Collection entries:
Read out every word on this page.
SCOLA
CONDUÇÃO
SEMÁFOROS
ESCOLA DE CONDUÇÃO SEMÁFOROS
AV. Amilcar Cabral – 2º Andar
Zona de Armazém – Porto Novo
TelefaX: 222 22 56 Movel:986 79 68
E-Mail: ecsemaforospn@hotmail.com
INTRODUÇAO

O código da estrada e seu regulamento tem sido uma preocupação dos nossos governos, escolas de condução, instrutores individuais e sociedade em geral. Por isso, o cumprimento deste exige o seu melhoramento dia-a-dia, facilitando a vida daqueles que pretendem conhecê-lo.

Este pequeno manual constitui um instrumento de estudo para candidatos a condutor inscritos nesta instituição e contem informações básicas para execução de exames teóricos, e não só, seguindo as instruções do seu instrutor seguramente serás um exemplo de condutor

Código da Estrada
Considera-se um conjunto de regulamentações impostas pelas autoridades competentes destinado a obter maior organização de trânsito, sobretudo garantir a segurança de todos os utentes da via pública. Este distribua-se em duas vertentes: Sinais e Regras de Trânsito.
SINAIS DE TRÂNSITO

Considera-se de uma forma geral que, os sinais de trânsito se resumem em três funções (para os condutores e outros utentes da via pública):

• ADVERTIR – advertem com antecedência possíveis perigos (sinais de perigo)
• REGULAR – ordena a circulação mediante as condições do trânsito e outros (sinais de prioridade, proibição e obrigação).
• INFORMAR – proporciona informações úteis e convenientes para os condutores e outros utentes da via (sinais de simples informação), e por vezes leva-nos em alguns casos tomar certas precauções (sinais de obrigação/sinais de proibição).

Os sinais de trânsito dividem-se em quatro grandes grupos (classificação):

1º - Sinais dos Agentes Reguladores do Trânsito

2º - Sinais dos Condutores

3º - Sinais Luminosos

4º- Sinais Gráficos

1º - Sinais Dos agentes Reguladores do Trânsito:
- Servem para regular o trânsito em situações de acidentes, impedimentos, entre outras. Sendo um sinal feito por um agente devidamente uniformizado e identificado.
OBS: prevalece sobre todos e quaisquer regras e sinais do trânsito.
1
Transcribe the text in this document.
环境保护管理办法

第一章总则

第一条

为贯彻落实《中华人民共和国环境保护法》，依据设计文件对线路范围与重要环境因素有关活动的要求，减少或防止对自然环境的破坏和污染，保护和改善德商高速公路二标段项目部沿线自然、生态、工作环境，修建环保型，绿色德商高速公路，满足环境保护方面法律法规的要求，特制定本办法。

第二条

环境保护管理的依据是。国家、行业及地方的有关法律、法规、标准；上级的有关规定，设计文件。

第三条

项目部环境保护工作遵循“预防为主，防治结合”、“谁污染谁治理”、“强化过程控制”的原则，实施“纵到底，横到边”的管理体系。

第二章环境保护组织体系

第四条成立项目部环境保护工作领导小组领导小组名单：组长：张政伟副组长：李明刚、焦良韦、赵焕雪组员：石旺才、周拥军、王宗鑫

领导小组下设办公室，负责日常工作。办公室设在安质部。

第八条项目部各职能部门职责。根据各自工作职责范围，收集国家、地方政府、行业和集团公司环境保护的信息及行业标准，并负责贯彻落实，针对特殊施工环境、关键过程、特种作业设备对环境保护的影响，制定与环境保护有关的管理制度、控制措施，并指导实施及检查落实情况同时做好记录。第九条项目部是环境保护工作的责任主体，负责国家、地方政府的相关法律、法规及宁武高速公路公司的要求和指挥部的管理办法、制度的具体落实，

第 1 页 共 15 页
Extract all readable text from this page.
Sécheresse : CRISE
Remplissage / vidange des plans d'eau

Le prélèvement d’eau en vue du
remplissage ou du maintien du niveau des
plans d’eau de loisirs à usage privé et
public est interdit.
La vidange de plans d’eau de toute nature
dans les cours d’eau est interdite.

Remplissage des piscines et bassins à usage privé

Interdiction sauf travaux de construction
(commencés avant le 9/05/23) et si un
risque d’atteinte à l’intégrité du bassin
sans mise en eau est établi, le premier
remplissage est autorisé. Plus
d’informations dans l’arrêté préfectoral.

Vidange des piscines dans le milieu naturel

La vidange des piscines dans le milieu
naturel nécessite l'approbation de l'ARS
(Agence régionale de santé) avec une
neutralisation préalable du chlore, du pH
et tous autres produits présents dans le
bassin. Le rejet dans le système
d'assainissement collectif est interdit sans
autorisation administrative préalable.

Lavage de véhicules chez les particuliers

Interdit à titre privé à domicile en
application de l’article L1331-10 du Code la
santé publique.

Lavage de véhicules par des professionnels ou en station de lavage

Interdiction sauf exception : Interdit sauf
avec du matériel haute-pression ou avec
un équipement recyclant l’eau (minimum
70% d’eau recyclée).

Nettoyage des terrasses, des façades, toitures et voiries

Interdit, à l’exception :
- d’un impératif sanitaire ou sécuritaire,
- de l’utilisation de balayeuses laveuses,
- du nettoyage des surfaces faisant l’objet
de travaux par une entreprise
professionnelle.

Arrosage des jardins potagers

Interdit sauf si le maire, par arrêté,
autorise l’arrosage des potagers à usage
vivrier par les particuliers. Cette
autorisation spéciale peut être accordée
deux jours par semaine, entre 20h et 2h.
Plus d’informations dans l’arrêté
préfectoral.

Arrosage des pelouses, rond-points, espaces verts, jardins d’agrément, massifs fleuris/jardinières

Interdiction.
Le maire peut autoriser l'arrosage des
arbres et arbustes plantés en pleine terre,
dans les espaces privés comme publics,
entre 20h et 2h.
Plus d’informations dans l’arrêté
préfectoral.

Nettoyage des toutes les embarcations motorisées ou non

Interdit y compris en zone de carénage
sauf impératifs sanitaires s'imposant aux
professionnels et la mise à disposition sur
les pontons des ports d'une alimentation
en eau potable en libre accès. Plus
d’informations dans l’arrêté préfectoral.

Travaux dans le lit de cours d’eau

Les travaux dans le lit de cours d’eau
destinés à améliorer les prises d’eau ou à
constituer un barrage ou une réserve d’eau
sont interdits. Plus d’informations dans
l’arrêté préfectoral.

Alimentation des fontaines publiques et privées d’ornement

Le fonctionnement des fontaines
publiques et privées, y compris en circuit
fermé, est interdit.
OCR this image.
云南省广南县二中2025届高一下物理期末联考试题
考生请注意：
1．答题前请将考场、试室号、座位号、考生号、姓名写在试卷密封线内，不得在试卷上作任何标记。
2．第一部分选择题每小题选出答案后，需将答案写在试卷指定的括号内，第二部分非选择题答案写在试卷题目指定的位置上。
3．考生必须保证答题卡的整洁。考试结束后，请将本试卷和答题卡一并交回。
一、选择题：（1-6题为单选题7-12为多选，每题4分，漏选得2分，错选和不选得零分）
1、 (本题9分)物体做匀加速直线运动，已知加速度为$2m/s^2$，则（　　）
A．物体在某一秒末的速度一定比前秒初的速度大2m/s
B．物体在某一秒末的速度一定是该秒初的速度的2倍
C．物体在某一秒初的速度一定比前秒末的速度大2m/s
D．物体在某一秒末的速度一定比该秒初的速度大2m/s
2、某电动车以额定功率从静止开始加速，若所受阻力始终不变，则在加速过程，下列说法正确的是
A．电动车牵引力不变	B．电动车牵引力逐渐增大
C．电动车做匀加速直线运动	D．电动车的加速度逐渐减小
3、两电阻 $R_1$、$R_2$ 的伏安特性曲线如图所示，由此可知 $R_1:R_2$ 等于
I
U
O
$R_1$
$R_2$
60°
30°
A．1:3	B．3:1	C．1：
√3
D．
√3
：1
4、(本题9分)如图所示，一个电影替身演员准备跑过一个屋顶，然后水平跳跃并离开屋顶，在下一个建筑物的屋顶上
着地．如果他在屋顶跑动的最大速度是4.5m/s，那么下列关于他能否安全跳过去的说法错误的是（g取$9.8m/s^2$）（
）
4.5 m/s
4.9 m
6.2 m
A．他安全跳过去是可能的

- Directive:
In the entries above, how many lines hold the word "compris"? State the number and nothing else.

- Worked answer:
2